Report each line of the data that includes the word "JSON".
-- START --
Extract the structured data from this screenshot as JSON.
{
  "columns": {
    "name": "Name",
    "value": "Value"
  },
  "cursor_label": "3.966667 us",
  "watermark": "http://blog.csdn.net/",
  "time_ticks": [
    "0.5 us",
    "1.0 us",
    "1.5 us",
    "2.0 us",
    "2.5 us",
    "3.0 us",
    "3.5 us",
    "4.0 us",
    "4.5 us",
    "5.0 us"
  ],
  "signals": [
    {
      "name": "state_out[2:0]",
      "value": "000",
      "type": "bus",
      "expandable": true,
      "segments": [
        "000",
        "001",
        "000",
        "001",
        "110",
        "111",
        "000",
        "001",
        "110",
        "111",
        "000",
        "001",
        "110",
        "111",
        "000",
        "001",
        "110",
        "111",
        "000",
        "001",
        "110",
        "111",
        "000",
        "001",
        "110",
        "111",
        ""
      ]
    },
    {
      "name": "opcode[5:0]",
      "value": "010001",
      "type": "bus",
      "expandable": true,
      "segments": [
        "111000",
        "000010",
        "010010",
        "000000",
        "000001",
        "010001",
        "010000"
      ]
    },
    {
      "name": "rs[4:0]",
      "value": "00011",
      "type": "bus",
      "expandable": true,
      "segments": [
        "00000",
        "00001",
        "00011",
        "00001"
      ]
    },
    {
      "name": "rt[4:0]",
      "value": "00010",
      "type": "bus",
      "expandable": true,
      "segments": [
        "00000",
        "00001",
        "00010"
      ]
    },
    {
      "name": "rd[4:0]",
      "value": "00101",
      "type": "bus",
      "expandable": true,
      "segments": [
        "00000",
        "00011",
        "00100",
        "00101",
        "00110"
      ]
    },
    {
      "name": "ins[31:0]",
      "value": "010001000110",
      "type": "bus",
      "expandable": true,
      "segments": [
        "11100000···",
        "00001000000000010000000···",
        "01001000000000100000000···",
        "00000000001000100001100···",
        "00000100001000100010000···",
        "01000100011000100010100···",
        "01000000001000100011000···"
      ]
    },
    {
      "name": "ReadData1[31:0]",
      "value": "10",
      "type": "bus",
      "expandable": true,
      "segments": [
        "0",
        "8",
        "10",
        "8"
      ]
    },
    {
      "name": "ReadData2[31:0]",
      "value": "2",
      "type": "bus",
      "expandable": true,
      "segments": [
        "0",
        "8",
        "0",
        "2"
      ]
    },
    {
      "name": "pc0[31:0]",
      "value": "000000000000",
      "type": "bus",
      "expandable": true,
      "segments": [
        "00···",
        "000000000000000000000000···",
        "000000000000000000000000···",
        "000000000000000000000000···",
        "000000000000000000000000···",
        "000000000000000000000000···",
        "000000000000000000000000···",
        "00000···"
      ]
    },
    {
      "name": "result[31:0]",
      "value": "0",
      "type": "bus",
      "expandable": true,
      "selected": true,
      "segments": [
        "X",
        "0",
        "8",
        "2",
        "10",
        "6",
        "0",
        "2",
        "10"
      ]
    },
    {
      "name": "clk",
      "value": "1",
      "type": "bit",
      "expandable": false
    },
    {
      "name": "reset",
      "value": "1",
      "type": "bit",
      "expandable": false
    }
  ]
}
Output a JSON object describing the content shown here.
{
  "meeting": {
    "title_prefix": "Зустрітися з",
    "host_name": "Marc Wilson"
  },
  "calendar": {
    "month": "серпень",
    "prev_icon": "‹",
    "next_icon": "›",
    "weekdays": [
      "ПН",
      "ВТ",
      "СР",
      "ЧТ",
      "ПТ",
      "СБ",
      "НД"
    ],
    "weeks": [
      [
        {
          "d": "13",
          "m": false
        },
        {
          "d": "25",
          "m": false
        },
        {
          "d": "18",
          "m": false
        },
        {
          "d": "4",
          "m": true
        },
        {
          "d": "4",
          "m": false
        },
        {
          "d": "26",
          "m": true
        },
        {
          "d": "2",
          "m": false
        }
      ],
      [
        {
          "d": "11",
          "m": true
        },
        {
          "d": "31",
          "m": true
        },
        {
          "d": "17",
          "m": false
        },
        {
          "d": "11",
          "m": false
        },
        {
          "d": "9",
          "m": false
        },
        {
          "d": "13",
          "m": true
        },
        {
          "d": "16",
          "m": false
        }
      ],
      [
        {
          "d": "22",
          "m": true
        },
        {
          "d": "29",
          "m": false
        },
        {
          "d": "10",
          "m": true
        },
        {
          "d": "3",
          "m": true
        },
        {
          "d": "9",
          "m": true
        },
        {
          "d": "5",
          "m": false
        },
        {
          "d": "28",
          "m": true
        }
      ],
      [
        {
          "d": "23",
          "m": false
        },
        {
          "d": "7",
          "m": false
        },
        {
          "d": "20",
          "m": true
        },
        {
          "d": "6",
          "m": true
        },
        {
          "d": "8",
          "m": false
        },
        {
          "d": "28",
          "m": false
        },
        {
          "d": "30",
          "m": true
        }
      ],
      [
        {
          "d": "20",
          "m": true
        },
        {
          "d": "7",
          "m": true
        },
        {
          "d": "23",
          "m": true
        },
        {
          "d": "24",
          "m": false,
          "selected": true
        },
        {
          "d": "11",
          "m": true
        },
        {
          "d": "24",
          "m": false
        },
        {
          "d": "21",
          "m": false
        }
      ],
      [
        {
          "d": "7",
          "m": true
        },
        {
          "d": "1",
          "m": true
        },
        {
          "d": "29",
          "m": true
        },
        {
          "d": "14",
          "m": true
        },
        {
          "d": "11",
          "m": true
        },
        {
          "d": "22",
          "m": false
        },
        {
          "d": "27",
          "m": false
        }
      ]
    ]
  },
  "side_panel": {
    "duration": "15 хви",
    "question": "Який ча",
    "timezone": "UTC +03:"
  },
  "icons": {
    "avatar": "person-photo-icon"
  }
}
-- END --
▶ **TASK SOLUTION**
Extract the structured data from this screenshot as JSON.
Output a JSON object describing the content shown here.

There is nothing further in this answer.